*** ENTRIES SUPPLIED ***
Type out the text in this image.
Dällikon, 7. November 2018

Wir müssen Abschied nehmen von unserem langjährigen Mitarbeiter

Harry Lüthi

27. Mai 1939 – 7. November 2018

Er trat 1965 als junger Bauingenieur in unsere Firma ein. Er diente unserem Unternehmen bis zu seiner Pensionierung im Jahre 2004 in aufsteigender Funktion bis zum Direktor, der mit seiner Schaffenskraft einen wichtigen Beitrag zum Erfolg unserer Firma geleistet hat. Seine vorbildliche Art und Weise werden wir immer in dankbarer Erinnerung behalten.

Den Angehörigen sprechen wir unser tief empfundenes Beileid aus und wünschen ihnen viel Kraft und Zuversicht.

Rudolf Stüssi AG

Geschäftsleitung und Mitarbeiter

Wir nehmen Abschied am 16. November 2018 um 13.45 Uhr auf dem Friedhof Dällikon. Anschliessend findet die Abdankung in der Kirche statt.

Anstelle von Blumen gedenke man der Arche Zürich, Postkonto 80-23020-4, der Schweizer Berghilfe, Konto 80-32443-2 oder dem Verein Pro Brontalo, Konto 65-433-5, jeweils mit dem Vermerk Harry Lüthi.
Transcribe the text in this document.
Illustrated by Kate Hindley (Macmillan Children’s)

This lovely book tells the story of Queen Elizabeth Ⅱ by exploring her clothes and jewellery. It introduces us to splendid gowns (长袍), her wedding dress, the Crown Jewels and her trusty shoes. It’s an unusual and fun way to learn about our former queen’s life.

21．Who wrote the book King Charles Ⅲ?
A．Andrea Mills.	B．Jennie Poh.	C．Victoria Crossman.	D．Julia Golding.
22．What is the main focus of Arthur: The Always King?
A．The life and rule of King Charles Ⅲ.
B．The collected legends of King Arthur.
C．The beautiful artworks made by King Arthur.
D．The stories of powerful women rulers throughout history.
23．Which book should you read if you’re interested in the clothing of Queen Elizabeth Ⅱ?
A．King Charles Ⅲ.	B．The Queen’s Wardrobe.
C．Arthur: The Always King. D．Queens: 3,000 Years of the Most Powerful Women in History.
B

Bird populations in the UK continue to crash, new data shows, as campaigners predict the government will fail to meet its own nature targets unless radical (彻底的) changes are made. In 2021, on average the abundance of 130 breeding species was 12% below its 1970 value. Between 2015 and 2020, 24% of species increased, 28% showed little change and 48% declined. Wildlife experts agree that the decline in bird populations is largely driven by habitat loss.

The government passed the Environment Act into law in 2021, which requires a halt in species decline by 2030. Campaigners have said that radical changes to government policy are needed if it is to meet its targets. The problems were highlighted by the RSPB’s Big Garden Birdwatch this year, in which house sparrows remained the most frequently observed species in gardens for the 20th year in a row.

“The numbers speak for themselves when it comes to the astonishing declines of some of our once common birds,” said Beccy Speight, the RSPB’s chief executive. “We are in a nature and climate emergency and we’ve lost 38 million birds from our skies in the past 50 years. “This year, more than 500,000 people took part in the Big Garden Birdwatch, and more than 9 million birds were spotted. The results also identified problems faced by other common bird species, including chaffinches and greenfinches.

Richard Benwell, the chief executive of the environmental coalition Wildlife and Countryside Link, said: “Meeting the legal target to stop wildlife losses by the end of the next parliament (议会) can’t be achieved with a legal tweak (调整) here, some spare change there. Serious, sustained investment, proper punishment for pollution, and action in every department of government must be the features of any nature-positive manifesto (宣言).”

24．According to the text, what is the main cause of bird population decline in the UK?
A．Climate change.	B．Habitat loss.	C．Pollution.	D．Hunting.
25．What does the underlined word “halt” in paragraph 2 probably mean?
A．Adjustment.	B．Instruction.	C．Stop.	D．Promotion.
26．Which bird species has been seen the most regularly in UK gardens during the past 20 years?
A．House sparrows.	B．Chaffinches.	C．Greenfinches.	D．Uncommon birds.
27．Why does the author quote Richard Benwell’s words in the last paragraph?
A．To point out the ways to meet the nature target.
***
# [WORK TO COMPLETE]
All the data must be duplicated exactly, with nothing added or removed.

# [SOLUTION TO THIS TASK]
Type out the text in this image.
Dällikon, 7. November 2018

Wir müssen Abschied nehmen von unserem langjährigen Mitarbeiter

Harry Lüthi

27. Mai 1939 – 7. November 2018

Er trat 1965 als junger Bauingenieur in unsere Firma ein. Er diente unserem Unternehmen bis zu seiner Pensionierung im Jahre 2004 in aufsteigender Funktion bis zum Direktor, der mit seiner Schaffenskraft einen wichtigen Beitrag zum Erfolg unserer Firma geleistet hat. Seine vorbildliche Art und Weise werden wir immer in dankbarer Erinnerung behalten.

Den Angehörigen sprechen wir unser tief empfundenes Beileid aus und wünschen ihnen viel Kraft und Zuversicht.

Rudolf Stüssi AG

Geschäftsleitung und Mitarbeiter

Wir nehmen Abschied am 16. November 2018 um 13.45 Uhr auf dem Friedhof Dällikon. Anschliessend findet die Abdankung in der Kirche statt.

Anstelle von Blumen gedenke man der Arche Zürich, Postkonto 80-23020-4, der Schweizer Berghilfe, Konto 80-32443-2 oder dem Verein Pro Brontalo, Konto 65-433-5, jeweils mit dem Vermerk Harry Lüthi.
Transcribe the text in this document.
Illustrated by Kate Hindley (Macmillan Children’s)

This lovely book tells the story of Queen Elizabeth Ⅱ by exploring her clothes and jewellery. It introduces us to splendid gowns (长袍), her wedding dress, the Crown Jewels and her trusty shoes. It’s an unusual and fun way to learn about our former queen’s life.

21．Who wrote the book King Charles Ⅲ?
A．Andrea Mills.	B．Jennie Poh.	C．Victoria Crossman.	D．Julia Golding.
22．What is the main focus of Arthur: The Always King?
A．The life and rule of King Charles Ⅲ.
B．The collected legends of King Arthur.
C．The beautiful artworks made by King Arthur.
D．The stories of powerful women rulers throughout history.
23．Which book should you read if you’re interested in the clothing of Queen Elizabeth Ⅱ?
A．King Charles Ⅲ.	B．The Queen’s Wardrobe.
C．Arthur: The Always King. D．Queens: 3,000 Years of the Most Powerful Women in History.
B

Bird populations in the UK continue to crash, new data shows, as campaigners predict the government will fail to meet its own nature targets unless radical (彻底的) changes are made. In 2021, on average the abundance of 130 breeding species was 12% below its 1970 value. Between 2015 and 2020, 24% of species increased, 28% showed little change and 48% declined. Wildlife experts agree that the decline in bird populations is largely driven by habitat loss.

The government passed the Environment Act into law in 2021, which requires a halt in species decline by 2030. Campaigners have said that radical changes to government policy are needed if it is to meet its targets. The problems were highlighted by the RSPB’s Big Garden Birdwatch this year, in which house sparrows remained the most frequently observed species in gardens for the 20th year in a row.

“The numbers speak for themselves when it comes to the astonishing declines of some of our once common birds,” said Beccy Speight, the RSPB’s chief executive. “We are in a nature and climate emergency and we’ve lost 38 million birds from our skies in the past 50 years. “This year, more than 500,000 people took part in the Big Garden Birdwatch, and more than 9 million birds were spotted. The results also identified problems faced by other common bird species, including chaffinches and greenfinches.

Richard Benwell, the chief executive of the environmental coalition Wildlife and Countryside Link, said: “Meeting the legal target to stop wildlife losses by the end of the next parliament (议会) can’t be achieved with a legal tweak (调整) here, some spare change there. Serious, sustained investment, proper punishment for pollution, and action in every department of government must be the features of any nature-positive manifesto (宣言).”

24．According to the text, what is the main cause of bird population decline in the UK?
A．Climate change.	B．Habitat loss.	C．Pollution.	D．Hunting.
25．What does the underlined word “halt” in paragraph 2 probably mean?
A．Adjustment.	B．Instruction.	C．Stop.	D．Promotion.
26．Which bird species has been seen the most regularly in UK gardens during the past 20 years?
A．House sparrows.	B．Chaffinches.	C．Greenfinches.	D．Uncommon birds.
27．Why does the author quote Richard Benwell’s words in the last paragraph?
A．To point out the ways to meet the nature target.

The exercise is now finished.